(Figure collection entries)

════

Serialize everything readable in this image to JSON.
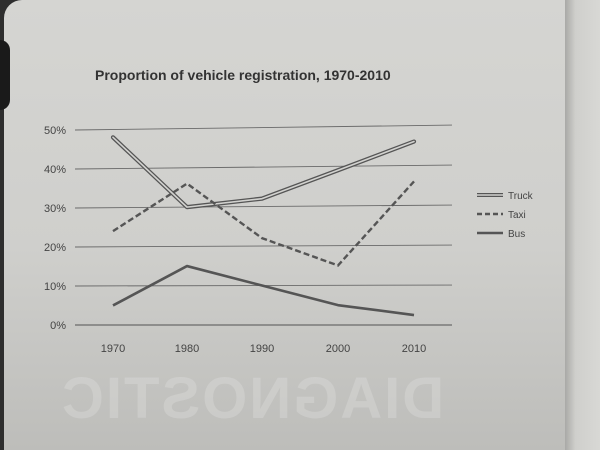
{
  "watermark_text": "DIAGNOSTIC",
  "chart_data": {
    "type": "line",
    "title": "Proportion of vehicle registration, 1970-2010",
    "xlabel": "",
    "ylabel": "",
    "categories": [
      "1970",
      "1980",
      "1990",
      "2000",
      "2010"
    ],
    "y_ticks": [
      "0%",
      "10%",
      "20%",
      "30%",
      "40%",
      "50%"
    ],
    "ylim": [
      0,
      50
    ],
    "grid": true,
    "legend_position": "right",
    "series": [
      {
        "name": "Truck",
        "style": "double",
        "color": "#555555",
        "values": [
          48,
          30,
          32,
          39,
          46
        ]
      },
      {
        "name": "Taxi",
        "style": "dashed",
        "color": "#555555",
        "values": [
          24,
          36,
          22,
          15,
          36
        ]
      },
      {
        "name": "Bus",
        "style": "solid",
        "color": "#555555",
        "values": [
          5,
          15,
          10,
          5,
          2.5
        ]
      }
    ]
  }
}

════

▸ EXERCISE BRIEF
All of the material above needs to be restated exactly, with no pictures.

▸ WRITTEN ANSWER
Serialize everything readable in this image to JSON.
{
  "watermark_text": "DIAGNOSTIC",
  "chart_data": {
    "type": "line",
    "title": "Proportion of vehicle registration, 1970-2010",
    "xlabel": "",
    "ylabel": "",
    "categories": [
      "1970",
      "1980",
      "1990",
      "2000",
      "2010"
    ],
    "y_ticks": [
      "0%",
      "10%",
      "20%",
      "30%",
      "40%",
      "50%"
    ],
    "ylim": [
      0,
      50
    ],
    "grid": true,
    "legend_position": "right",
    "series": [
      {
        "name": "Truck",
        "style": "double",
        "color": "#555555",
        "values": [
          48,
          30,
          32,
          39,
          46
        ]
      },
      {
        "name": "Taxi",
        "style": "dashed",
        "color": "#555555",
        "values": [
          24,
          36,
          22,
          15,
          36
        ]
      },
      {
        "name": "Bus",
        "style": "solid",
        "color": "#555555",
        "values": [
          5,
          15,
          10,
          5,
          2.5
        ]
      }
    ]
  }
}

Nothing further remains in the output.